Task goal: Go through the lines below and copy each one that holds the string "родственного".
- - -
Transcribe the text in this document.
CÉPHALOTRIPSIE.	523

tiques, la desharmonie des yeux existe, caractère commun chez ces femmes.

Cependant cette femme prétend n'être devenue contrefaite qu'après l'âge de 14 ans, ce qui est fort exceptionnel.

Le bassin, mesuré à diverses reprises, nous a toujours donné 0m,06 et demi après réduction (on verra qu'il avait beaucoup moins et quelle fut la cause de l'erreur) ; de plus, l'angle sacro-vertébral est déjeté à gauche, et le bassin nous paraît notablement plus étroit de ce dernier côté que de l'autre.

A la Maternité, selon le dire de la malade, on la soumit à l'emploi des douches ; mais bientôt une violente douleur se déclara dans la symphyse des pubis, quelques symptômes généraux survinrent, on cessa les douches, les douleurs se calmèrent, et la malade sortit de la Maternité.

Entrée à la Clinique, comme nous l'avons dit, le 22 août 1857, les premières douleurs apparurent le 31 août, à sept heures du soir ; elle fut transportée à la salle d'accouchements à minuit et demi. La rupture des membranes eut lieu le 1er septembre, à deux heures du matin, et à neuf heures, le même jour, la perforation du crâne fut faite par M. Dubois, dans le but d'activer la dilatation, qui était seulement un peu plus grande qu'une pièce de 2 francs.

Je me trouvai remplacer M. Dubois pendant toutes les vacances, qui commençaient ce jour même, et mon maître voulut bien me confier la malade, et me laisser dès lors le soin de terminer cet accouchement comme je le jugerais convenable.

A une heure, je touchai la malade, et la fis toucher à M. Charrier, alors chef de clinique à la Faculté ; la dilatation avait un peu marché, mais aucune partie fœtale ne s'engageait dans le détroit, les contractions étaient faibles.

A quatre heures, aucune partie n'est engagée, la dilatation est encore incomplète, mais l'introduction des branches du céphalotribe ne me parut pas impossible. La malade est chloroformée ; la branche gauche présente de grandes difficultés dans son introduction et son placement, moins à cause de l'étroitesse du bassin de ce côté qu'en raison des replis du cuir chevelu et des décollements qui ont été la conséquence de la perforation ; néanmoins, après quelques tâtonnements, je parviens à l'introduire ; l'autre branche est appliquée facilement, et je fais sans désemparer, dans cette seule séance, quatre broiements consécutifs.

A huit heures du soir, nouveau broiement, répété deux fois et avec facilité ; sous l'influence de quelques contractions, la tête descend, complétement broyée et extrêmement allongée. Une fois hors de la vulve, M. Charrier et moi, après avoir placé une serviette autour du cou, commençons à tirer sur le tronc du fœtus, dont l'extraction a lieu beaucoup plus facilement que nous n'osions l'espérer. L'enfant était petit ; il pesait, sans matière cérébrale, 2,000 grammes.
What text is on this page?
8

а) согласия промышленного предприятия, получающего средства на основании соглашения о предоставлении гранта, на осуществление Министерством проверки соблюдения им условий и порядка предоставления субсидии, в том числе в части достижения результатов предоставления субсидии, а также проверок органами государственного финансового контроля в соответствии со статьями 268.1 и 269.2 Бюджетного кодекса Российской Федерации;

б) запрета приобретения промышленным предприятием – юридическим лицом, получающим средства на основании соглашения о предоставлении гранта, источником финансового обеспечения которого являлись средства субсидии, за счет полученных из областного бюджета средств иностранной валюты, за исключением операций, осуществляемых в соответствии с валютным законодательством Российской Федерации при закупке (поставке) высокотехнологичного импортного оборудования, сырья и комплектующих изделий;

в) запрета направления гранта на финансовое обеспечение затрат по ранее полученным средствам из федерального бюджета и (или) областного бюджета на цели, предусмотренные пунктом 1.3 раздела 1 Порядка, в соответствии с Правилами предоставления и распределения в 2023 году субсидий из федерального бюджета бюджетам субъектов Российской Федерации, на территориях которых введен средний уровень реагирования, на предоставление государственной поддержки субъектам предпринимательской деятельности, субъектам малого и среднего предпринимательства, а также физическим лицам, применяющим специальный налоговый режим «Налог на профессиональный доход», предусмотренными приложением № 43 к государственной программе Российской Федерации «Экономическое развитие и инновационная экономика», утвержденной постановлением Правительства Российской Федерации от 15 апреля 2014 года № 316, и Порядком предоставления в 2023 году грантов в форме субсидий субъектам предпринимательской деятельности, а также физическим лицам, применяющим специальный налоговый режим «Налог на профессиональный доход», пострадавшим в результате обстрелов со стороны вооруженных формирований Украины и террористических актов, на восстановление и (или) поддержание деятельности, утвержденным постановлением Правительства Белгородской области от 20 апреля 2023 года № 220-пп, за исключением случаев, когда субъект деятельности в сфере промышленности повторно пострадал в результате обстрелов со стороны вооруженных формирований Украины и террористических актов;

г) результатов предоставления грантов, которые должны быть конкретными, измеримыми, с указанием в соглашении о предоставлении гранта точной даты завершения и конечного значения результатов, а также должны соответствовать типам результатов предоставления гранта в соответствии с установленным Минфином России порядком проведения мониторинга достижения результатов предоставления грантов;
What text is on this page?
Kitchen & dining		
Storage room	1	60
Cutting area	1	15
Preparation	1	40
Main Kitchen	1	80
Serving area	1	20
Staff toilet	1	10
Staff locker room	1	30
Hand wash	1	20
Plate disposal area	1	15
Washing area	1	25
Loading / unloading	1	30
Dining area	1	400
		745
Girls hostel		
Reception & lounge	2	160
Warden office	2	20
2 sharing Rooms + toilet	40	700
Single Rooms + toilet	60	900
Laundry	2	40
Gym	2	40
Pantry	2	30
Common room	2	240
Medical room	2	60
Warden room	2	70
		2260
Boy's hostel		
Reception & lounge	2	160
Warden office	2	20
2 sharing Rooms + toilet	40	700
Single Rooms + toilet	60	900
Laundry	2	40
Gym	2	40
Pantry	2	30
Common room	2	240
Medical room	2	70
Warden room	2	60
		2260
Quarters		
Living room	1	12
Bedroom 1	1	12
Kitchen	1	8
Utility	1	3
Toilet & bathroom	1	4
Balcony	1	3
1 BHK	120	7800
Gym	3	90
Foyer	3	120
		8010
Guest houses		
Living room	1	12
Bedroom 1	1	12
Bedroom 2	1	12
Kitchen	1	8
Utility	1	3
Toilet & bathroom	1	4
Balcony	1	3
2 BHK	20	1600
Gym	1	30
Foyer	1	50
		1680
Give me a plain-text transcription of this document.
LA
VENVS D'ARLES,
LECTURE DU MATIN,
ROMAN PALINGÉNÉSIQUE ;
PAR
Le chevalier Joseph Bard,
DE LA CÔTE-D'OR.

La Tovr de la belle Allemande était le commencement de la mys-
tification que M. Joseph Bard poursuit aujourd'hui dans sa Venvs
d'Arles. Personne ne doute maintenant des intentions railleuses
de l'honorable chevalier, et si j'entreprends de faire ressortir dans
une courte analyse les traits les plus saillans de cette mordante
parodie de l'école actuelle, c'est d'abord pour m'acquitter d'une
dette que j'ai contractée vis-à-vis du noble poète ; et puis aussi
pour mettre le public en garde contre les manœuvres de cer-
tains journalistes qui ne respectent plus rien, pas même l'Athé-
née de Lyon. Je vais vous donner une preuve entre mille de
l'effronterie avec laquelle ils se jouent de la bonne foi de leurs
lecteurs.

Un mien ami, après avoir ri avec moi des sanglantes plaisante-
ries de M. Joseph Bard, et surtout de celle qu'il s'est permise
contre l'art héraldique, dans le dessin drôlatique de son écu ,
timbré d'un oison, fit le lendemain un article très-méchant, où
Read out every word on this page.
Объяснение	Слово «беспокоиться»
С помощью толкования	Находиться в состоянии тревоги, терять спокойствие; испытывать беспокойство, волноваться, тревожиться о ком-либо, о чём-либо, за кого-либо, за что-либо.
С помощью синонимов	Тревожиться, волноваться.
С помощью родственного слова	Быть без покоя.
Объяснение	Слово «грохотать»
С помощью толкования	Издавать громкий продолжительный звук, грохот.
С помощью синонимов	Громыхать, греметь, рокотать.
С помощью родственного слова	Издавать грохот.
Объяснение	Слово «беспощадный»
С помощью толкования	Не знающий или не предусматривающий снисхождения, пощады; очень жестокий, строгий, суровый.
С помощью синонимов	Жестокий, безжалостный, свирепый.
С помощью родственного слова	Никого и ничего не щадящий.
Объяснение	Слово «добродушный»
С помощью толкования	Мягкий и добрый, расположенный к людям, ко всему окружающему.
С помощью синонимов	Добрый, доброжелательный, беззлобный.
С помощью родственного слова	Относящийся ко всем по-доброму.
- - -
Solution to this exercise:
С помощью родственного слова	Быть без покоя.
С помощью родственного слова	Издавать грохот.
С помощью родственного слова	Никого и ничего не щадящий.
С помощью родственного слова	Относящийся ко всем по-доброму.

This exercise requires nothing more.